Listed records

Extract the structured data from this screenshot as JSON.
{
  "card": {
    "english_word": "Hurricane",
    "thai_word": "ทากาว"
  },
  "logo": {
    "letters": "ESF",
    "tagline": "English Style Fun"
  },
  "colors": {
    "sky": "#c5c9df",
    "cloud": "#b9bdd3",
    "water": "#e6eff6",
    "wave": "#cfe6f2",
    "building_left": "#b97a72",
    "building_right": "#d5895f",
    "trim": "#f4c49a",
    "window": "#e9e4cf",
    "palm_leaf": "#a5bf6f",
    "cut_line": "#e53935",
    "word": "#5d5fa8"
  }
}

Required task
Print every line of the records exactly. Omit nothing.

Answer to the problem
Extract the structured data from this screenshot as JSON.
{
  "card": {
    "english_word": "Hurricane",
    "thai_word": "ทากาว"
  },
  "logo": {
    "letters": "ESF",
    "tagline": "English Style Fun"
  },
  "colors": {
    "sky": "#c5c9df",
    "cloud": "#b9bdd3",
    "water": "#e6eff6",
    "wave": "#cfe6f2",
    "building_left": "#b97a72",
    "building_right": "#d5895f",
    "trim": "#f4c49a",
    "window": "#e9e4cf",
    "palm_leaf": "#a5bf6f",
    "cut_line": "#e53935",
    "word": "#5d5fa8"
  }
}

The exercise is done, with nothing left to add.